## Work to complete
Retype the material below. Keep every word exactly as it is.

## Supplied material
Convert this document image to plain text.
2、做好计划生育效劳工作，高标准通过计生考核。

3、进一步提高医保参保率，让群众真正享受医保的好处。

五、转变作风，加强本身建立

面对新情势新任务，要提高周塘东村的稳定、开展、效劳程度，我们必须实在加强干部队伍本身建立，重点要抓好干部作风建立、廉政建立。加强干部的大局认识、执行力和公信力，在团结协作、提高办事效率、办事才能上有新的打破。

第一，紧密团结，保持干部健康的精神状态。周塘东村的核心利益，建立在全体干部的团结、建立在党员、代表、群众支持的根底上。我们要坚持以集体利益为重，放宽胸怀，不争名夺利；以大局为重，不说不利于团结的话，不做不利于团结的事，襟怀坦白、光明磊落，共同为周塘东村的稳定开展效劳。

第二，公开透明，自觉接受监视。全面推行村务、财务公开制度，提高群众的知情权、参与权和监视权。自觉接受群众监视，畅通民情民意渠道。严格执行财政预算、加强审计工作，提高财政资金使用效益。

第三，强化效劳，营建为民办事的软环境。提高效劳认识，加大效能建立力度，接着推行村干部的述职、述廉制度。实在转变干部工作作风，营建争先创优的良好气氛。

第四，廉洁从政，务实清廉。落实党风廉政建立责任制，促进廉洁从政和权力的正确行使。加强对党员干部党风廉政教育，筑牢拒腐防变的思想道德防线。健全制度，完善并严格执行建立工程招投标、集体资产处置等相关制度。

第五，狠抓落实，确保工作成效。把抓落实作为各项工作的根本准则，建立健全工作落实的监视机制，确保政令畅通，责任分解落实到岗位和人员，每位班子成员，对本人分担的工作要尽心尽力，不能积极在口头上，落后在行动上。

## Complete answer
Convert this document image to plain text.
2、做好计划生育效劳工作，高标准通过计生考核。

3、进一步提高医保参保率，让群众真正享受医保的好处。

五、转变作风，加强本身建立

面对新情势新任务，要提高周塘东村的稳定、开展、效劳程度，我们必须实在加强干部队伍本身建立，重点要抓好干部作风建立、廉政建立。加强干部的大局认识、执行力和公信力，在团结协作、提高办事效率、办事才能上有新的打破。

第一，紧密团结，保持干部健康的精神状态。周塘东村的核心利益，建立在全体干部的团结、建立在党员、代表、群众支持的根底上。我们要坚持以集体利益为重，放宽胸怀，不争名夺利；以大局为重，不说不利于团结的话，不做不利于团结的事，襟怀坦白、光明磊落，共同为周塘东村的稳定开展效劳。

第二，公开透明，自觉接受监视。全面推行村务、财务公开制度，提高群众的知情权、参与权和监视权。自觉接受群众监视，畅通民情民意渠道。严格执行财政预算、加强审计工作，提高财政资金使用效益。

第三，强化效劳，营建为民办事的软环境。提高效劳认识，加大效能建立力度，接着推行村干部的述职、述廉制度。实在转变干部工作作风，营建争先创优的良好气氛。

第四，廉洁从政，务实清廉。落实党风廉政建立责任制，促进廉洁从政和权力的正确行使。加强对党员干部党风廉政教育，筑牢拒腐防变的思想道德防线。健全制度，完善并严格执行建立工程招投标、集体资产处置等相关制度。

第五，狠抓落实，确保工作成效。把抓落实作为各项工作的根本准则，建立健全工作落实的监视机制，确保政令畅通，责任分解落实到岗位和人员，每位班子成员，对本人分担的工作要尽心尽力，不能积极在口头上，落后在行动上。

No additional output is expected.